Directive |
Repeat the rows below word for word, from the first line down to and including the line that contains "group-title: Richtung <box>566".
══════════════════════════════
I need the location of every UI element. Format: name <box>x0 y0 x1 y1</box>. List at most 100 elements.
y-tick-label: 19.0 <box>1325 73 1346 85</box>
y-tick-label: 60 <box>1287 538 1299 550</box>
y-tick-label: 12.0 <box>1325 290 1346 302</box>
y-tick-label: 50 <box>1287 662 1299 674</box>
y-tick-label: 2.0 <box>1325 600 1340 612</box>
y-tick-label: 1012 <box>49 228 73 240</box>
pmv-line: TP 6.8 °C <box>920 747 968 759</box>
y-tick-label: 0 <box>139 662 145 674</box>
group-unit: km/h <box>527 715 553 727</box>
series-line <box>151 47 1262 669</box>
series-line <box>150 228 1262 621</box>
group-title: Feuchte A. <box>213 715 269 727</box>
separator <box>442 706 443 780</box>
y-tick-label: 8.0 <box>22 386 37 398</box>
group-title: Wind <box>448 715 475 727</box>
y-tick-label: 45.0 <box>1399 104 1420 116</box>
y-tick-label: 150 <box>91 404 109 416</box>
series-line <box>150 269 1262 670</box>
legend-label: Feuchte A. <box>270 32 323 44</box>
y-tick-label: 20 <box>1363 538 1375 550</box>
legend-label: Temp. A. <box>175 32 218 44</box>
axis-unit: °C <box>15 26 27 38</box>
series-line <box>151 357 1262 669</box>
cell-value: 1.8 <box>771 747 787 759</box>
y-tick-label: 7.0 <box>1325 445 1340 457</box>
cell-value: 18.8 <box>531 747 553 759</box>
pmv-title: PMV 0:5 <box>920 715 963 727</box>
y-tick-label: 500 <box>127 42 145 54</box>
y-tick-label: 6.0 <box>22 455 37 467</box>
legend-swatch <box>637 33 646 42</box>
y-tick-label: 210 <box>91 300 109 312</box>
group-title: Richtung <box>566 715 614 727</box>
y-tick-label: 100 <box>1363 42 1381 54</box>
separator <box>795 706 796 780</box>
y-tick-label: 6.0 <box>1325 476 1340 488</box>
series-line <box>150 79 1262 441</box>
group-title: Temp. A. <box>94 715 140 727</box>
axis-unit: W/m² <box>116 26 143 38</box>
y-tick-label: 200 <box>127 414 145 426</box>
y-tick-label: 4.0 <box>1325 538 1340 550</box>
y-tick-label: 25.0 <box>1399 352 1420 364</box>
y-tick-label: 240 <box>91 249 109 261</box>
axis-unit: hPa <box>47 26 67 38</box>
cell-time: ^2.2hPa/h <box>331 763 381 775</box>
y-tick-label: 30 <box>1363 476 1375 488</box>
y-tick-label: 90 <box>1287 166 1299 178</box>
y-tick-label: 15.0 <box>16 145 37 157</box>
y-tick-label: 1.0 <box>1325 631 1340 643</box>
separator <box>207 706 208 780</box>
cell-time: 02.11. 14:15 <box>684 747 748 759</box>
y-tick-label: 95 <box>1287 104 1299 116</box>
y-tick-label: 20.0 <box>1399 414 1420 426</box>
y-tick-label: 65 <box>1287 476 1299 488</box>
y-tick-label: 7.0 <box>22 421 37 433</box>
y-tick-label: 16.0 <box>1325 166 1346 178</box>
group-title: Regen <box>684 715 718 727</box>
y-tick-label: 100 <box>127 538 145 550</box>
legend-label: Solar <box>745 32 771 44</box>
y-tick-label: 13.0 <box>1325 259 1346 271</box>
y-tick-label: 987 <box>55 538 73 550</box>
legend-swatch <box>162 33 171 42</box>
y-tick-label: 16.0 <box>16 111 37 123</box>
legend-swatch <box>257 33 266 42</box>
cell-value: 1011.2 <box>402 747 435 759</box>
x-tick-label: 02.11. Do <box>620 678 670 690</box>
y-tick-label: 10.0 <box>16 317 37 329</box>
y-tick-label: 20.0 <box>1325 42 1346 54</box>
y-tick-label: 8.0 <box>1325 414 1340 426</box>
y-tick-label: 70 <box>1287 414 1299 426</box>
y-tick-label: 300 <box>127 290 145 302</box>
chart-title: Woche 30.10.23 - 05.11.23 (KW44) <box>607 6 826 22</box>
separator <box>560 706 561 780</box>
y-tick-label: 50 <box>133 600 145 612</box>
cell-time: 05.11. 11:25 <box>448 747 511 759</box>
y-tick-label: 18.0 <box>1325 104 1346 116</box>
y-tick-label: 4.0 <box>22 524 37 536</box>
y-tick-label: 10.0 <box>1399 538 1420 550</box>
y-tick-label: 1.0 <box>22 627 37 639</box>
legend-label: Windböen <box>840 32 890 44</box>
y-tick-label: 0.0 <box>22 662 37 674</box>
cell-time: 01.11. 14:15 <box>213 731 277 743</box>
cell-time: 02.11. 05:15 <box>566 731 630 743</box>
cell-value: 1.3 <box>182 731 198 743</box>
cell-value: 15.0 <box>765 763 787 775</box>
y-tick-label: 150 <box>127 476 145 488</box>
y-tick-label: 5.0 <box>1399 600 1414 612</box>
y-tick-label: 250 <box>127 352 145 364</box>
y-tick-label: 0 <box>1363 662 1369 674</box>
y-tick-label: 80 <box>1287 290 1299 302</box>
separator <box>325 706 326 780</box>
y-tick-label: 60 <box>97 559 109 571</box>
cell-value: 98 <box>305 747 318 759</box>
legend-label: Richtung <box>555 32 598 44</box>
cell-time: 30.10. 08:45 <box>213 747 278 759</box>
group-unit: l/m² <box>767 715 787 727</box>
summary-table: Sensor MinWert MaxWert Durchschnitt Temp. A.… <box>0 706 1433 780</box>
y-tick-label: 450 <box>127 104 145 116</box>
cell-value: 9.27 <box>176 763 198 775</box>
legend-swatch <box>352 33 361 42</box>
══════════════════════════════
Reply to the exercise |
I need the location of every UI element. Format: name <box>x0 y0 x1 y1</box>. List at most 100 elements.
y-tick-label: 19.0 <box>1325 73 1346 85</box>
y-tick-label: 60 <box>1287 538 1299 550</box>
y-tick-label: 12.0 <box>1325 290 1346 302</box>
y-tick-label: 50 <box>1287 662 1299 674</box>
y-tick-label: 2.0 <box>1325 600 1340 612</box>
y-tick-label: 1012 <box>49 228 73 240</box>
pmv-line: TP 6.8 °C <box>920 747 968 759</box>
y-tick-label: 0 <box>139 662 145 674</box>
group-unit: km/h <box>527 715 553 727</box>
series-line <box>151 47 1262 669</box>
series-line <box>150 228 1262 621</box>
group-title: Feuchte A. <box>213 715 269 727</box>
separator <box>442 706 443 780</box>
y-tick-label: 8.0 <box>22 386 37 398</box>
group-title: Wind <box>448 715 475 727</box>
y-tick-label: 45.0 <box>1399 104 1420 116</box>
y-tick-label: 150 <box>91 404 109 416</box>
series-line <box>150 269 1262 670</box>
legend-label: Feuchte A. <box>270 32 323 44</box>
y-tick-label: 20 <box>1363 538 1375 550</box>
legend-label: Temp. A. <box>175 32 218 44</box>
axis-unit: °C <box>15 26 27 38</box>
series-line <box>151 357 1262 669</box>
cell-value: 1.8 <box>771 747 787 759</box>
y-tick-label: 7.0 <box>1325 445 1340 457</box>
cell-value: 18.8 <box>531 747 553 759</box>
pmv-title: PMV 0:5 <box>920 715 963 727</box>
y-tick-label: 500 <box>127 42 145 54</box>
y-tick-label: 6.0 <box>22 455 37 467</box>
legend-swatch <box>637 33 646 42</box>
y-tick-label: 210 <box>91 300 109 312</box>
group-title: Richtung <box>566 715 614 727</box>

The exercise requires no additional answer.